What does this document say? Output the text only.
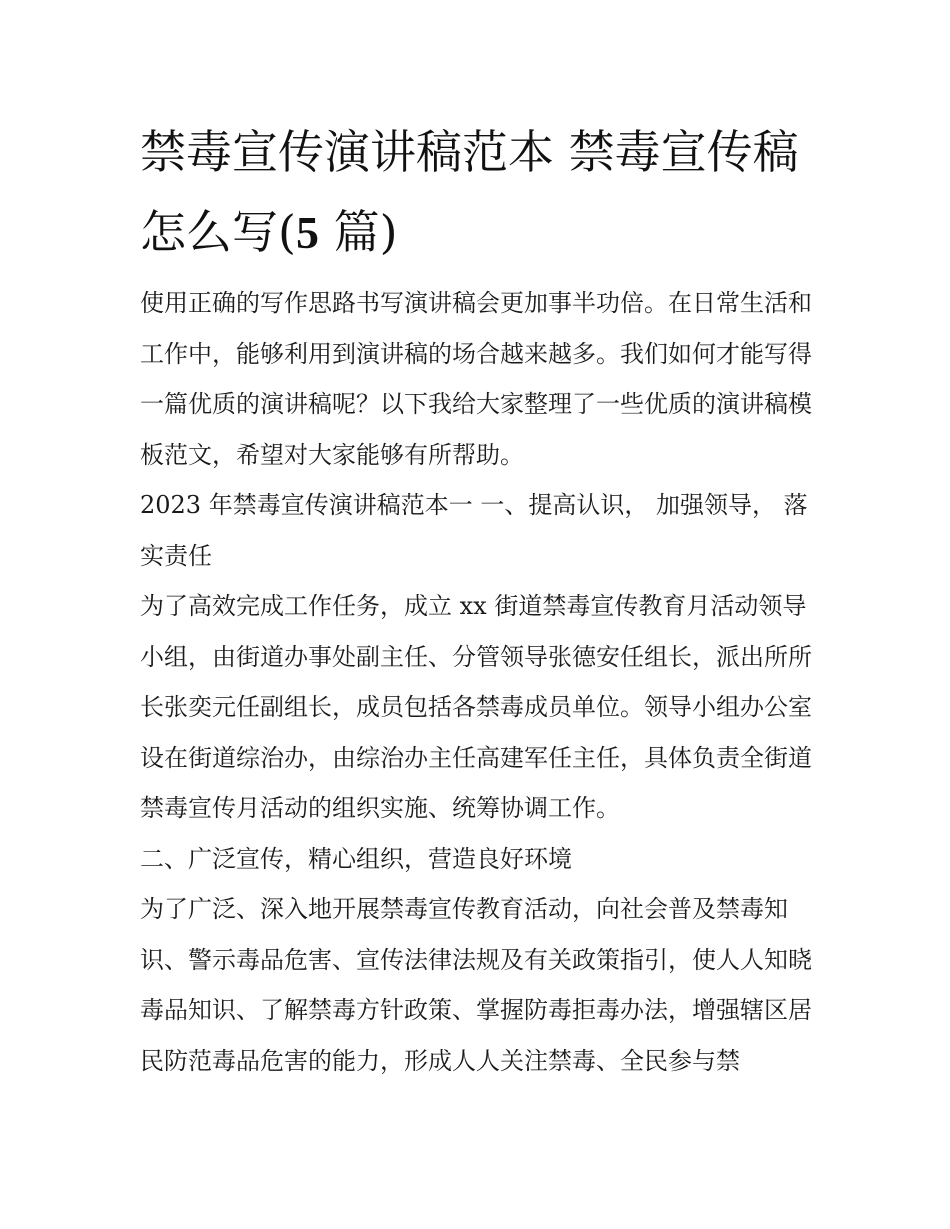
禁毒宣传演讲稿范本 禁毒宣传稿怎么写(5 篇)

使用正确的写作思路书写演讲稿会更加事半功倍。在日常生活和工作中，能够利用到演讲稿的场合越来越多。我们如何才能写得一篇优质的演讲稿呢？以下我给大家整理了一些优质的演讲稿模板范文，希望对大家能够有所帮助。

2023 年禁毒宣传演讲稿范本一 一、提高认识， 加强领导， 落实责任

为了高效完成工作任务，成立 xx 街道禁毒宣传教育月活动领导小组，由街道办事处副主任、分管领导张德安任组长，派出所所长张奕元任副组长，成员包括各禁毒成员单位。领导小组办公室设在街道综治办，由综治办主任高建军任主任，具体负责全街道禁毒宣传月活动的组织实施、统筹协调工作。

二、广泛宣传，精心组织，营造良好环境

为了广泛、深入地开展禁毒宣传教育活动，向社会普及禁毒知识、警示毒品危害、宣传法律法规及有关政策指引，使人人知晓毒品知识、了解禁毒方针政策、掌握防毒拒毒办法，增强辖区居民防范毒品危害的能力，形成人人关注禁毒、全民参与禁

## WORK INSTRUCTIONS:
Repeat each record exactly, with the pictures left out.

## RESPONSE TO THE TASK:
What does this document say? Output the text only.
禁毒宣传演讲稿范本 禁毒宣传稿怎么写(5 篇)

使用正确的写作思路书写演讲稿会更加事半功倍。在日常生活和工作中，能够利用到演讲稿的场合越来越多。我们如何才能写得一篇优质的演讲稿呢？以下我给大家整理了一些优质的演讲稿模板范文，希望对大家能够有所帮助。

2023 年禁毒宣传演讲稿范本一 一、提高认识， 加强领导， 落实责任

为了高效完成工作任务，成立 xx 街道禁毒宣传教育月活动领导小组，由街道办事处副主任、分管领导张德安任组长，派出所所长张奕元任副组长，成员包括各禁毒成员单位。领导小组办公室设在街道综治办，由综治办主任高建军任主任，具体负责全街道禁毒宣传月活动的组织实施、统筹协调工作。

二、广泛宣传，精心组织，营造良好环境

为了广泛、深入地开展禁毒宣传教育活动，向社会普及禁毒知识、警示毒品危害、宣传法律法规及有关政策指引，使人人知晓毒品知识、了解禁毒方针政策、掌握防毒拒毒办法，增强辖区居民防范毒品危害的能力，形成人人关注禁毒、全民参与禁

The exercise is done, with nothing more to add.